[Dataset records]
= = = = = = =

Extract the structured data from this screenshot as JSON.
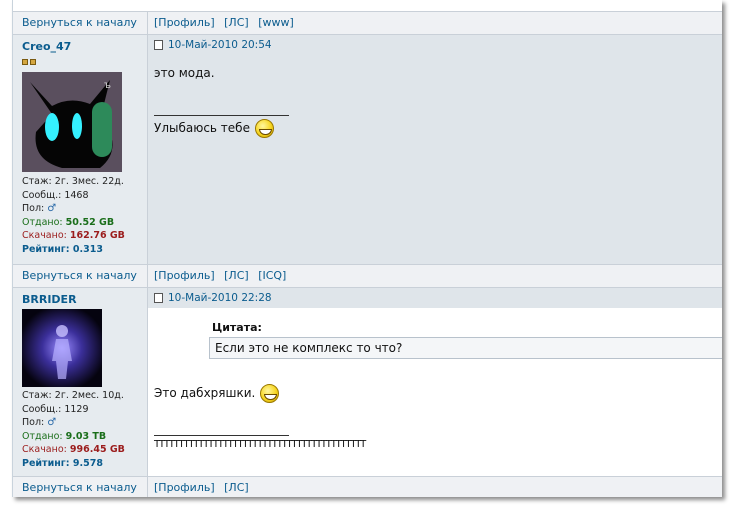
{
  "colors": {
    "link": "#0b5c8e",
    "uploaded": "#1a6e1a",
    "downloaded": "#9b1c1c",
    "post_bg": "#dfe5ea",
    "separator_bg": "#eff1f4"
  },
  "nav": {
    "back_to_top": "Вернуться к началу"
  },
  "sep1": {
    "links": [
      "[Профиль]",
      "[ЛС]",
      "[www]"
    ]
  },
  "sep2": {
    "links": [
      "[Профиль]",
      "[ЛС]",
      "[ICQ]"
    ]
  },
  "sep3": {
    "links": [
      "[Профиль]",
      "[ЛС]"
    ]
  },
  "posts": [
    {
      "author": "Creo_47",
      "rank_stars": 2,
      "stats": {
        "tenure_label": "Стаж:",
        "tenure": "2г. 3мес. 22д.",
        "posts_label": "Сообщ.:",
        "posts": "1468",
        "gender_label": "Пол:",
        "gender_icon": "male-icon",
        "uploaded_label": "Отдано:",
        "uploaded": "50.52 GB",
        "downloaded_label": "Скачано:",
        "downloaded": "162.76 GB",
        "rating_label": "Рейтинг:",
        "rating": "0.313"
      },
      "date": "10-Май-2010 20:54",
      "text": "это мода.",
      "signature": "Улыбаюсь тебе"
    },
    {
      "author": "BRRIDER",
      "stats": {
        "tenure_label": "Стаж:",
        "tenure": "2г. 2мес. 10д.",
        "posts_label": "Сообщ.:",
        "posts": "1129",
        "gender_label": "Пол:",
        "gender_icon": "male-icon",
        "uploaded_label": "Отдано:",
        "uploaded": "9.03 TB",
        "downloaded_label": "Скачано:",
        "downloaded": "996.45 GB",
        "rating_label": "Рейтинг:",
        "rating": "9.578"
      },
      "date": "10-Май-2010 22:28",
      "quote_title": "Цитата:",
      "quote_text": "Если это не комплекс то что?",
      "text": "Это дабхряшки.",
      "signature": "ТТТТТТТТТТТТТТТТТТТТТТТТТТТТТТТТТТТТТТТТТТТ"
    }
  ]
}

= = = = = = =

Report how many lines above hold the string "date", giving nothing but the number.

Result below: 2